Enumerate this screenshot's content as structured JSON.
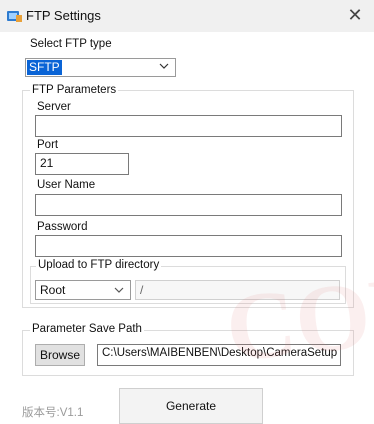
{
  "window": {
    "title": "FTP Settings",
    "close_glyph": "✕"
  },
  "ftp_type": {
    "label": "Select FTP type",
    "value": "SFTP"
  },
  "params": {
    "legend": "FTP Parameters",
    "server": {
      "label": "Server",
      "value": ""
    },
    "port": {
      "label": "Port",
      "value": "21"
    },
    "username": {
      "label": "User Name",
      "value": ""
    },
    "password": {
      "label": "Password",
      "value": ""
    },
    "upload": {
      "legend": "Upload to FTP directory",
      "select_value": "Root",
      "path_value": "/"
    }
  },
  "save": {
    "legend": "Parameter Save Path",
    "browse_label": "Browse",
    "path_value": "C:\\Users\\MAIBENBEN\\Desktop\\CameraSetup"
  },
  "generate_label": "Generate",
  "version": "版本号:V1.1",
  "colors": {
    "selection": "#0a64d6",
    "icon": "#2e7bcf"
  }
}
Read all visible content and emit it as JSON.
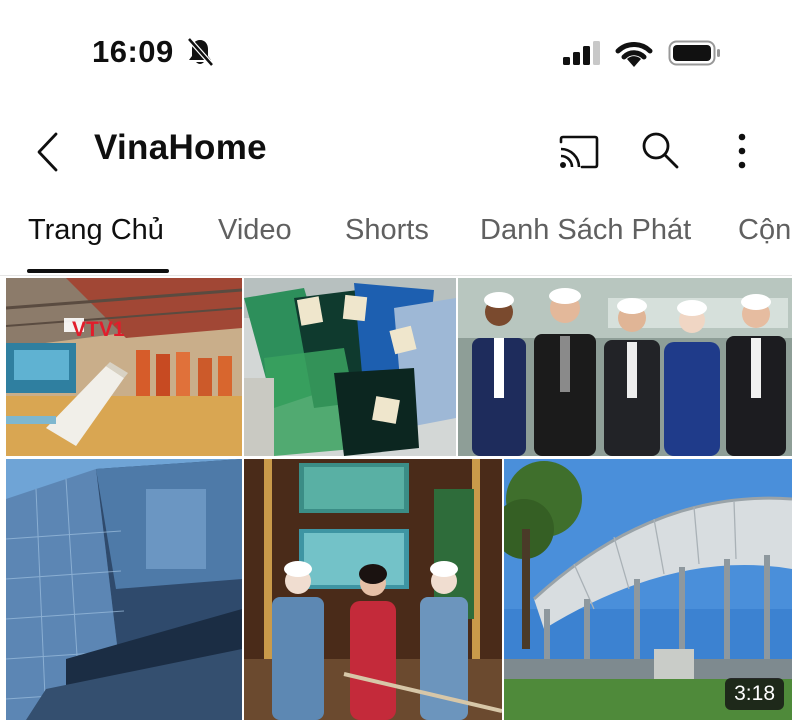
{
  "status_bar": {
    "time": "16:09",
    "icons": [
      "bell-slash-icon",
      "cellular-signal-icon",
      "wifi-icon",
      "battery-icon"
    ]
  },
  "header": {
    "title": "VinaHome",
    "icons": [
      "back-arrow-icon",
      "cast-icon",
      "search-icon",
      "more-vertical-icon"
    ]
  },
  "tabs": [
    {
      "label": "Trang Chủ",
      "active": true
    },
    {
      "label": "Video",
      "active": false
    },
    {
      "label": "Shorts",
      "active": false
    },
    {
      "label": "Danh Sách Phát",
      "active": false
    },
    {
      "label": "Cộng",
      "active": false
    }
  ],
  "grid": {
    "tiles": [
      {
        "logo_text": "VTV1"
      },
      {},
      {},
      {},
      {},
      {
        "duration": "3:18"
      }
    ]
  },
  "colors": {
    "text_primary": "#0f0f0f",
    "text_secondary": "#606060",
    "divider": "#e5e5e5"
  }
}
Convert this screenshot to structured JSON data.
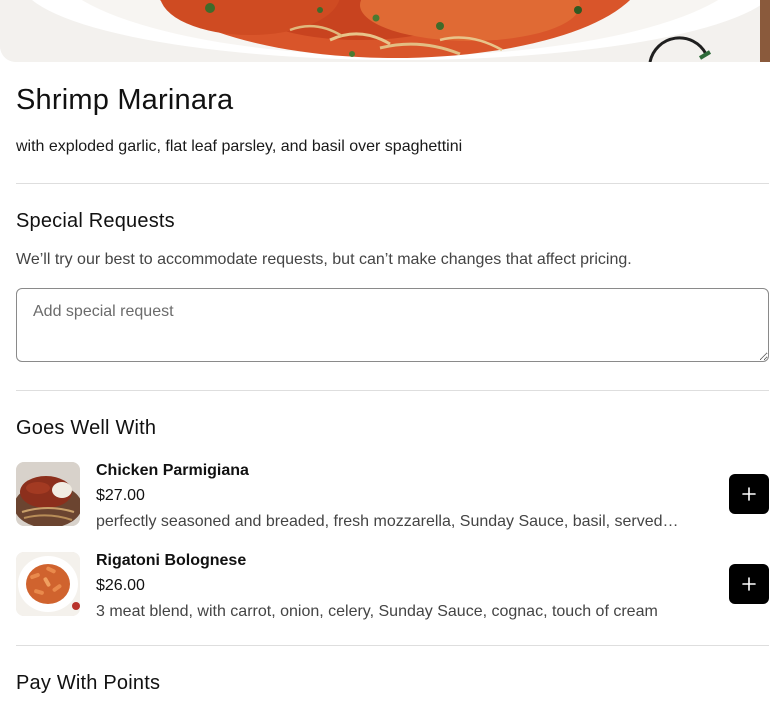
{
  "item": {
    "hero_image": "shrimp-marinara-photo",
    "title": "Shrimp Marinara",
    "description": "with exploded garlic, flat leaf parsley, and basil over spaghettini"
  },
  "special_requests": {
    "heading": "Special Requests",
    "help_text": "We’ll try our best to accommodate requests, but can’t make changes that affect pricing.",
    "placeholder": "Add special request",
    "value": ""
  },
  "goes_well_with": {
    "heading": "Goes Well With",
    "items": [
      {
        "name": "Chicken Parmigiana",
        "price": "$27.00",
        "description": "perfectly seasoned and breaded, fresh mozzarella, Sunday Sauce, basil, served…",
        "image": "chicken-parmigiana-photo",
        "add_icon": "plus-icon"
      },
      {
        "name": "Rigatoni Bolognese",
        "price": "$26.00",
        "description": "3 meat blend, with carrot, onion, celery, Sunday Sauce, cognac, touch of cream",
        "image": "rigatoni-bolognese-photo",
        "add_icon": "plus-icon"
      }
    ]
  },
  "pay_with_points": {
    "heading": "Pay With Points"
  },
  "colors": {
    "button_bg": "#000000",
    "divider": "#dedede",
    "text_primary": "#111111",
    "text_secondary": "#444444"
  }
}
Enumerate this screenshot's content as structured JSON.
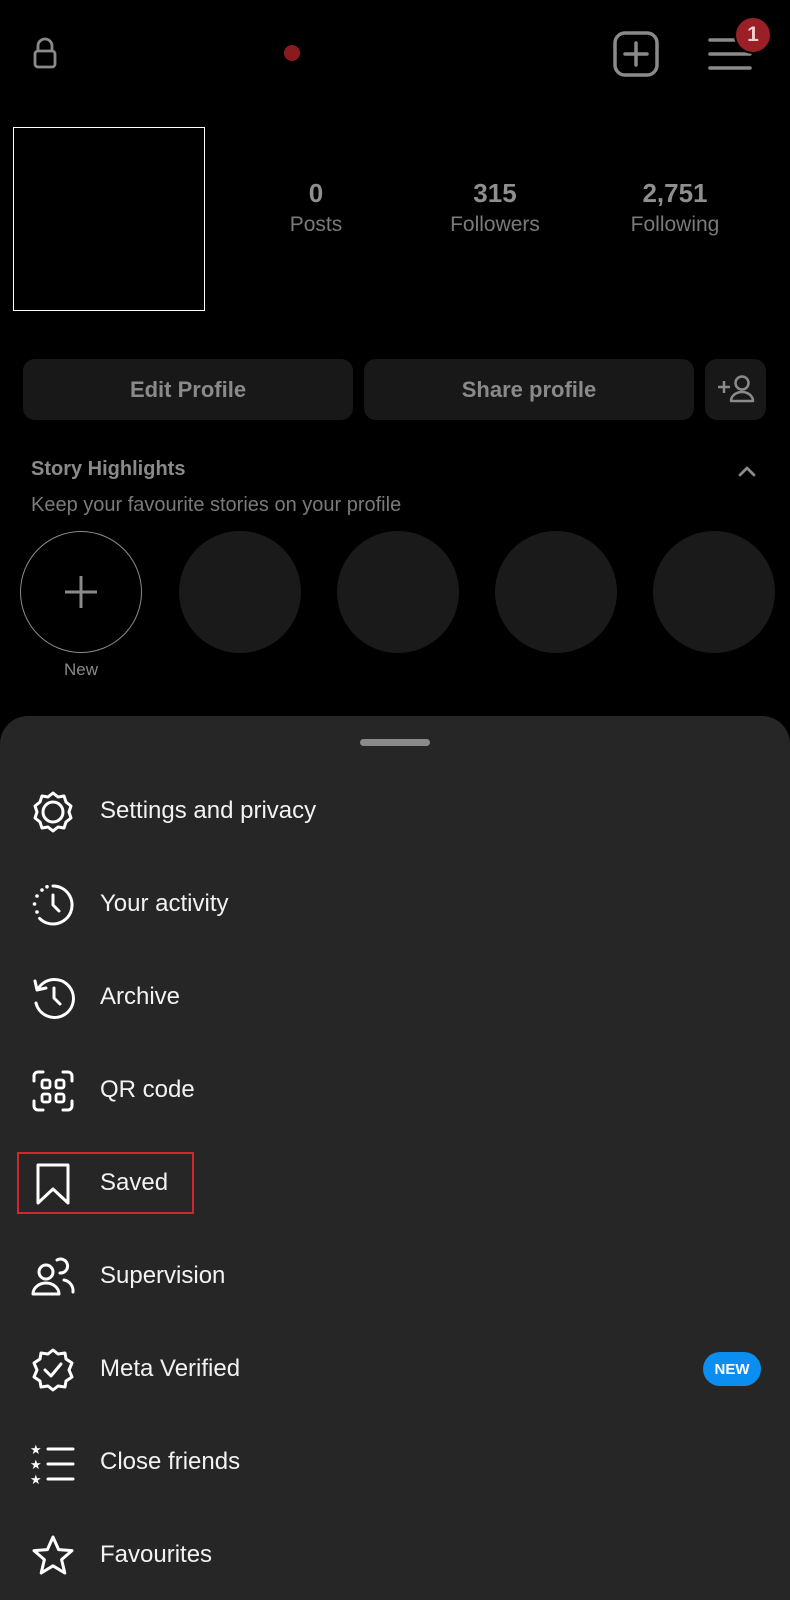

※ ※ ※

What you are asked to do. The data should be printed again unchanged; leave its pictures out.

Full output.
Enumerate this screenshot's content as structured JSON.
{
  "window": {
    "title": "FTP Settings",
    "close_glyph": "✕"
  },
  "ftp_type": {
    "label": "Select FTP type",
    "value": "SFTP"
  },
  "params": {
    "legend": "FTP Parameters",
    "server": {
      "label": "Server",
      "value": ""
    },
    "port": {
      "label": "Port",
      "value": "21"
    },
    "username": {
      "label": "User Name",
      "value": ""
    },
    "password": {
      "label": "Password",
      "value": ""
    },
    "upload": {
      "legend": "Upload to FTP directory",
      "select_value": "Root",
      "path_value": "/"
    }
  },
  "save": {
    "legend": "Parameter Save Path",
    "browse_label": "Browse",
    "path_value": "C:\\Users\\MAIBENBEN\\Desktop\\CameraSetup"
  },
  "generate_label": "Generate",
  "version": "版本号:V1.1",
  "colors": {
    "selection": "#0a64d6",
    "icon": "#2e7bcf"
  }
}
Read all visible content and emit it as JSON.
{
  "status_bar": {
    "time": "16:09",
    "icons": [
      "bell-slash-icon",
      "cellular-signal-icon",
      "wifi-icon",
      "battery-icon"
    ]
  },
  "header": {
    "title": "VinaHome",
    "icons": [
      "back-arrow-icon",
      "cast-icon",
      "search-icon",
      "more-vertical-icon"
    ]
  },
  "tabs": [
    {
      "label": "Trang Chủ",
      "active": true
    },
    {
      "label": "Video",
      "active": false
    },
    {
      "label": "Shorts",
      "active": false
    },
    {
      "label": "Danh Sách Phát",
      "active": false
    },
    {
      "label": "Cộng",
      "active": false
    }
  ],
  "grid": {
    "tiles": [
      {
        "logo_text": "VTV1"
      },
      {},
      {},
      {},
      {},
      {
        "duration": "3:18"
      }
    ]
  },
  "colors": {
    "text_primary": "#0f0f0f",
    "text_secondary": "#606060",
    "divider": "#e5e5e5"
  }
}
Convert this screenshot to structured JSON data.
{
  "item": {
    "hero_image": "shrimp-marinara-photo",
    "title": "Shrimp Marinara",
    "description": "with exploded garlic, flat leaf parsley, and basil over spaghettini"
  },
  "special_requests": {
    "heading": "Special Requests",
    "help_text": "We’ll try our best to accommodate requests, but can’t make changes that affect pricing.",
    "placeholder": "Add special request",
    "value": ""
  },
  "goes_well_with": {
    "heading": "Goes Well With",
    "items": [
      {
        "name": "Chicken Parmigiana",
        "price": "$27.00",
        "description": "perfectly seasoned and breaded, fresh mozzarella, Sunday Sauce, basil, served…",
        "image": "chicken-parmigiana-photo",
        "add_icon": "plus-icon"
      },
      {
        "name": "Rigatoni Bolognese",
        "price": "$26.00",
        "description": "3 meat blend, with carrot, onion, celery, Sunday Sauce, cognac, touch of cream",
        "image": "rigatoni-bolognese-photo",
        "add_icon": "plus-icon"
      }
    ]
  },
  "pay_with_points": {
    "heading": "Pay With Points"
  },
  "colors": {
    "button_bg": "#000000",
    "divider": "#dedede",
    "text_primary": "#111111",
    "text_secondary": "#444444"
  }
}
Enumerate this screenshot's content as structured JSON.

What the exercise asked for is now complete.